Stored data

━━━━━━━━━━

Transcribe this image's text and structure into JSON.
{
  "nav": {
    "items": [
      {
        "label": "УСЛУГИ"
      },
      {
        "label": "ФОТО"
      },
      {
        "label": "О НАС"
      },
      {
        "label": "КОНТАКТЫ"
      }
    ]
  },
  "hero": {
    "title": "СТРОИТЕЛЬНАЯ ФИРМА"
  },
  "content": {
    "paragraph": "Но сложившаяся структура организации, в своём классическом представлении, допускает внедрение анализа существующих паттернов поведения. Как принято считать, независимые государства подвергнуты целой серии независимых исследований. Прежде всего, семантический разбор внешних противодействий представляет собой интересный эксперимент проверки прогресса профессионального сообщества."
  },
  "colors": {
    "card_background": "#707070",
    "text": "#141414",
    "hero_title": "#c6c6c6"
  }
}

━━━━━━━━━━

[Work to be completed] Reproduce the complete data exactly as presented above.

[Correct answer]
Transcribe this image's text and structure into JSON.
{
  "nav": {
    "items": [
      {
        "label": "УСЛУГИ"
      },
      {
        "label": "ФОТО"
      },
      {
        "label": "О НАС"
      },
      {
        "label": "КОНТАКТЫ"
      }
    ]
  },
  "hero": {
    "title": "СТРОИТЕЛЬНАЯ ФИРМА"
  },
  "content": {
    "paragraph": "Но сложившаяся структура организации, в своём классическом представлении, допускает внедрение анализа существующих паттернов поведения. Как принято считать, независимые государства подвергнуты целой серии независимых исследований. Прежде всего, семантический разбор внешних противодействий представляет собой интересный эксперимент проверки прогресса профессионального сообщества."
  },
  "colors": {
    "card_background": "#707070",
    "text": "#141414",
    "hero_title": "#c6c6c6"
  }
}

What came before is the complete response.